### EXERCISE
Render every line of the data below as a numbered list, omitting any blank lines.
——————————
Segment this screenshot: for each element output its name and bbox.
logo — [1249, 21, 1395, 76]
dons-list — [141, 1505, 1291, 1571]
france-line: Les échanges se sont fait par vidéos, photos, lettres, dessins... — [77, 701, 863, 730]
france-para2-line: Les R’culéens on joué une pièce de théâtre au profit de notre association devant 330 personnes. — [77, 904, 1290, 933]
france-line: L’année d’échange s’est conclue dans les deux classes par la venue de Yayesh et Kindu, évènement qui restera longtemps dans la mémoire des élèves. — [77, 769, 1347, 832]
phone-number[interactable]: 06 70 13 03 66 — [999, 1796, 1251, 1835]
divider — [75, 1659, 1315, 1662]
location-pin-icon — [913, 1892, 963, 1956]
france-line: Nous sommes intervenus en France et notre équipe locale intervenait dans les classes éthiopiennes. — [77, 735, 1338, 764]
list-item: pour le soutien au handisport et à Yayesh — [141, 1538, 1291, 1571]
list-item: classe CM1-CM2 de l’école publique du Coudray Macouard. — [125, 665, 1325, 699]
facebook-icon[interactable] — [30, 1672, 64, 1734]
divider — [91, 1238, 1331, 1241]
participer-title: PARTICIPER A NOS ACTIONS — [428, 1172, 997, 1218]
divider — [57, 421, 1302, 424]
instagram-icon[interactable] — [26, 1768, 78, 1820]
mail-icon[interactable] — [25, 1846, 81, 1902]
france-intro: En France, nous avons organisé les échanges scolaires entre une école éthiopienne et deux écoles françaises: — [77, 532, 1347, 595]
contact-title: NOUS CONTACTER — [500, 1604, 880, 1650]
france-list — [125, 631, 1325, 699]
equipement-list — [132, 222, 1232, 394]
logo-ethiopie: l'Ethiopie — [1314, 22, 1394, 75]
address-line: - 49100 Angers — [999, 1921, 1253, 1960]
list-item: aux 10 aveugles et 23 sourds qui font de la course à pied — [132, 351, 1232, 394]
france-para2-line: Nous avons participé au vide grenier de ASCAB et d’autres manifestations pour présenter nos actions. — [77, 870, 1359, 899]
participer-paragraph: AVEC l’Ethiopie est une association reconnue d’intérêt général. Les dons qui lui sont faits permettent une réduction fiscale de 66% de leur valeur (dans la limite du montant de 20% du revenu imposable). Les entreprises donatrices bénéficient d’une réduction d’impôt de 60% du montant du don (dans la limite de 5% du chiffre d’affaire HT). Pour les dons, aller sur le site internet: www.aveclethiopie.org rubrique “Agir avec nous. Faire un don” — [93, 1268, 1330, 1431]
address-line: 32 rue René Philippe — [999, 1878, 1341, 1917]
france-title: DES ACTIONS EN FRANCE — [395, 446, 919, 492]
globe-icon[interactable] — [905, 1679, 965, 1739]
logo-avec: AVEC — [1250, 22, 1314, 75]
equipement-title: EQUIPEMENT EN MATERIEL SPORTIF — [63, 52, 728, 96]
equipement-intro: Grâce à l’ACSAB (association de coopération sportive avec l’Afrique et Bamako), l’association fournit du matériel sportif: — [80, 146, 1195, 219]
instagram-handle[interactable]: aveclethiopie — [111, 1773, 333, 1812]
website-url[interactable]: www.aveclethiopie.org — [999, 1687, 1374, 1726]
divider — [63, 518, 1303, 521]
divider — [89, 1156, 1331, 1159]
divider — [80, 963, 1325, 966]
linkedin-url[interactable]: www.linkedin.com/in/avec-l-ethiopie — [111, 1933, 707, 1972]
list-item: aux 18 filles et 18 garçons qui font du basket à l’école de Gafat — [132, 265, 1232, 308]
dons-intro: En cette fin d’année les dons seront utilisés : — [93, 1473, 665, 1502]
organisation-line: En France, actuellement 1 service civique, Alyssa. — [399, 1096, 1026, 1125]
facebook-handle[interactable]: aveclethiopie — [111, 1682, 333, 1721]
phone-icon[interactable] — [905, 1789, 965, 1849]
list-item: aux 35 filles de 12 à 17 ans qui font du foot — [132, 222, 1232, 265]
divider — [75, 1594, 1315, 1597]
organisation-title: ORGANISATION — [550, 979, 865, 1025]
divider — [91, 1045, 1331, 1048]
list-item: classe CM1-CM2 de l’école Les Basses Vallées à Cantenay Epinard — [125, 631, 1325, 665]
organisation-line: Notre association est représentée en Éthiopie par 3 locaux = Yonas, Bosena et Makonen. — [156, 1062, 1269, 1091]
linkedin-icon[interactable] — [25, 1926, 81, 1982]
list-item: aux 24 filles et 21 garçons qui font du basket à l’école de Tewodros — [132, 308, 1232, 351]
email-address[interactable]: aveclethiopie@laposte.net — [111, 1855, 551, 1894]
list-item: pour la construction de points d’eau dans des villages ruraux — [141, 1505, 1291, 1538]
——————————
### FINISHED TASK
1. Segment this screenshot: for each element output its name and bbox.
2. logo — [1249, 21, 1395, 76]
3. dons-list — [141, 1505, 1291, 1571]
4. france-line: Les échanges se sont fait par vidéos, photos, lettres, dessins... — [77, 701, 863, 730]
5. france-para2-line: Les R’culéens on joué une pièce de théâtre au profit de notre association devant 330 personnes. — [77, 904, 1290, 933]
6. france-line: L’année d’échange s’est conclue dans les deux classes par la venue de Yayesh et Kindu, évènement qui restera longtemps dans la mémoire des élèves. — [77, 769, 1347, 832]
7. phone-number[interactable]: 06 70 13 03 66 — [999, 1796, 1251, 1835]
8. divider — [75, 1659, 1315, 1662]
9. location-pin-icon — [913, 1892, 963, 1956]
10. france-line: Nous sommes intervenus en France et notre équipe locale intervenait dans les classes éthiopiennes. — [77, 735, 1338, 764]
11. list-item: pour le soutien au handisport et à Yayesh — [141, 1538, 1291, 1571]
12. list-item: classe CM1-CM2 de l’école publique du Coudray Macouard. — [125, 665, 1325, 699]
13. facebook-icon[interactable] — [30, 1672, 64, 1734]
14. divider — [91, 1238, 1331, 1241]
15. participer-title: PARTICIPER A NOS ACTIONS — [428, 1172, 997, 1218]
16. divider — [57, 421, 1302, 424]
17. instagram-icon[interactable] — [26, 1768, 78, 1820]
18. mail-icon[interactable] — [25, 1846, 81, 1902]
19. france-intro: En France, nous avons organisé les échanges scolaires entre une école éthiopienne et deux écoles françaises: — [77, 532, 1347, 595]
20. contact-title: NOUS CONTACTER — [500, 1604, 880, 1650]
21. france-list — [125, 631, 1325, 699]
22. equipement-list — [132, 222, 1232, 394]
23. logo-ethiopie: l'Ethiopie — [1314, 22, 1394, 75]
24. address-line: - 49100 Angers — [999, 1921, 1253, 1960]
25. list-item: aux 10 aveugles et 23 sourds qui font de la course à pied — [132, 351, 1232, 394]
26. france-para2-line: Nous avons participé au vide grenier de ASCAB et d’autres manifestations pour présenter nos actions. — [77, 870, 1359, 899]
27. participer-paragraph: AVEC l’Ethiopie est une association reconnue d’intérêt général. Les dons qui lui sont faits permettent une réduction fiscale de 66% de leur valeur (dans la limite du montant de 20% du revenu imposable). Les entreprises donatrices bénéficient d’une réduction d’impôt de 60% du montant du don (dans la limite de 5% du chiffre d’affaire HT). Pour les dons, aller sur le site internet: www.aveclethiopie.org rubrique “Agir avec nous. Faire un don” — [93, 1268, 1330, 1431]
28. address-line: 32 rue René Philippe — [999, 1878, 1341, 1917]
29. france-title: DES ACTIONS EN FRANCE — [395, 446, 919, 492]
30. globe-icon[interactable] — [905, 1679, 965, 1739]
31. logo-avec: AVEC — [1250, 22, 1314, 75]
32. equipement-title: EQUIPEMENT EN MATERIEL SPORTIF — [63, 52, 728, 96]
33. equipement-intro: Grâce à l’ACSAB (association de coopération sportive avec l’Afrique et Bamako), l’association fournit du matériel sportif: — [80, 146, 1195, 219]
34. instagram-handle[interactable]: aveclethiopie — [111, 1773, 333, 1812]
35. website-url[interactable]: www.aveclethiopie.org — [999, 1687, 1374, 1726]
36. divider — [63, 518, 1303, 521]
37. divider — [89, 1156, 1331, 1159]
38. divider — [80, 963, 1325, 966]
39. linkedin-url[interactable]: www.linkedin.com/in/avec-l-ethiopie — [111, 1933, 707, 1972]
40. list-item: aux 18 filles et 18 garçons qui font du basket à l’école de Gafat — [132, 265, 1232, 308]
41. dons-intro: En cette fin d’année les dons seront utilisés : — [93, 1473, 665, 1502]
42. organisation-line: En France, actuellement 1 service civique, Alyssa. — [399, 1096, 1026, 1125]
43. facebook-handle[interactable]: aveclethiopie — [111, 1682, 333, 1721]
44. phone-icon[interactable] — [905, 1789, 965, 1849]
45. list-item: aux 35 filles de 12 à 17 ans qui font du foot — [132, 222, 1232, 265]
46. divider — [75, 1594, 1315, 1597]
47. organisation-title: ORGANISATION — [550, 979, 865, 1025]
48. divider — [91, 1045, 1331, 1048]
49. list-item: classe CM1-CM2 de l’école Les Basses Vallées à Cantenay Epinard — [125, 631, 1325, 665]
50. organisation-line: Notre association est représentée en Éthiopie par 3 locaux = Yonas, Bosena et Makonen. — [156, 1062, 1269, 1091]
51. linkedin-icon[interactable] — [25, 1926, 81, 1982]
52. list-item: aux 24 filles et 21 garçons qui font du basket à l’école de Tewodros — [132, 308, 1232, 351]
53. email-address[interactable]: aveclethiopie@laposte.net — [111, 1855, 551, 1894]
54. list-item: pour la construction de points d’eau dans des villages ruraux — [141, 1505, 1291, 1538]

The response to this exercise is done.